/---

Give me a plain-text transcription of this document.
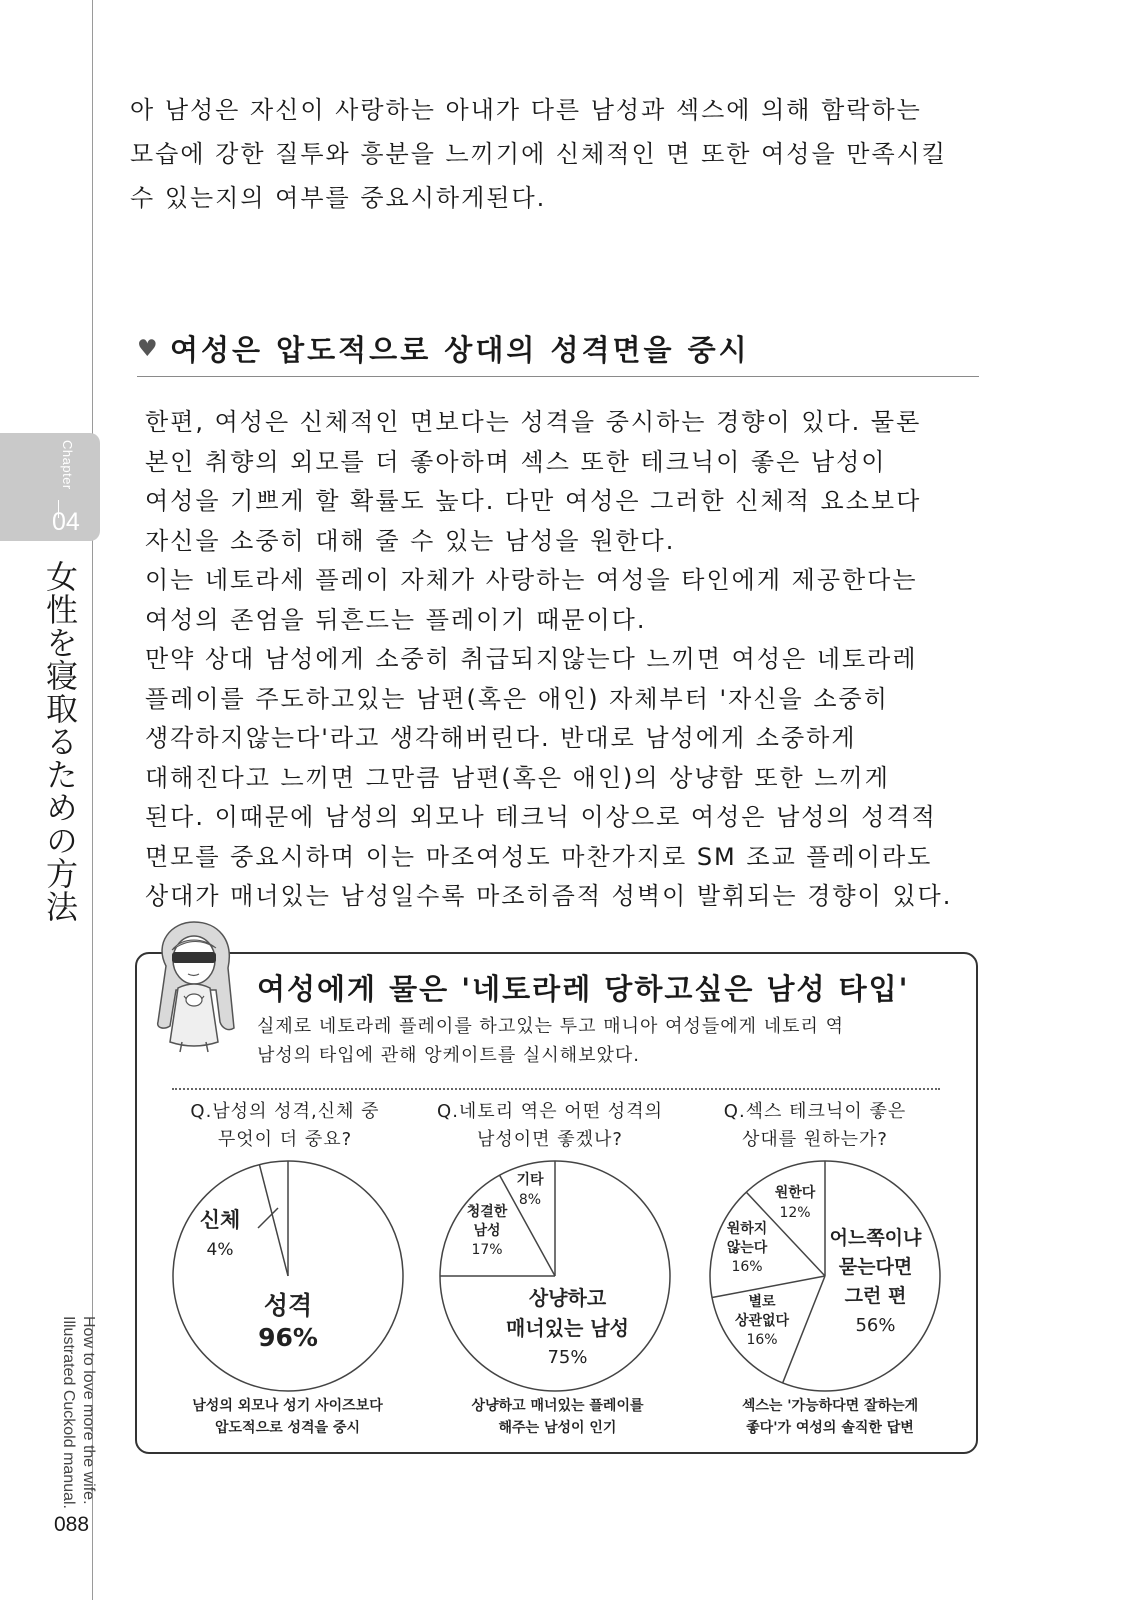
Chapter
04
女性を寝取るための方法
How to love more the wife.
Illustrated Cuckold manual.
088

아 남성은 자신이 사랑하는 아내가 다른 남성과 섹스에 의해 함락하는
모습에 강한 질투와 흥분을 느끼기에 신체적인 면 또한 여성을 만족시킬
수 있는지의 여부를 중요시하게된다.

♥ 여성은 압도적으로 상대의 성격면을 중시

한편, 여성은 신체적인 면보다는 성격을 중시하는 경향이 있다. 물론
본인 취향의 외모를 더 좋아하며 섹스 또한 테크닉이 좋은 남성이
여성을 기쁘게 할 확률도 높다. 다만 여성은 그러한 신체적 요소보다
자신을 소중히 대해 줄 수 있는 남성을 원한다.
이는 네토라세 플레이 자체가 사랑하는 여성을 타인에게 제공한다는
여성의 존엄을 뒤흔드는 플레이기 때문이다.
만약 상대 남성에게 소중히 취급되지않는다 느끼면 여성은 네토라레
플레이를 주도하고있는 남편(혹은 애인) 자체부터 '자신을 소중히
생각하지않는다'라고 생각해버린다. 반대로 남성에게 소중하게
대해진다고 느끼면 그만큼 남편(혹은 애인)의 상냥함 또한 느끼게
된다. 이때문에 남성의 외모나 테크닉 이상으로 여성은 남성의 성격적
면모를 중요시하며 이는 마조여성도 마찬가지로 SM 조교 플레이라도
상대가 매너있는 남성일수록 마조히즘적 성벽이 발휘되는 경향이 있다.

여성에게 물은 '네토라레 당하고싶은 남성 타입'
실제로 네토라레 플레이를 하고있는 투고 매니아 여성들에게 네토리 역
남성의 타입에 관해 앙케이트를 실시해보았다.
Q.남성의 성격,신체 중
무엇이 더 중요?
Q.네토리 역은 어떤 성격의
남성이면 좋겠나?
Q.섹스 테크닉이 좋은
상대를 원하는가?
신체
4%
성격
96%
기타
8%
청결한
남성
17%
상냥하고
매너있는 남성
75%
원한다
12%
원하지
않는다
16%
별로
상관없다
16%
어느쪽이냐
묻는다면
그런 편
56%
남성의 외모나 성기 사이즈보다
압도적으로 성격을 중시
상냥하고 매너있는 플레이를
해주는 남성이 인기
섹스는 '가능하다면 잘하는게
좋다'가 여성의 솔직한 답변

\---

Task brief: Give only the number of lines in the entries that contain "테크닉이".

Response to the exercise: 2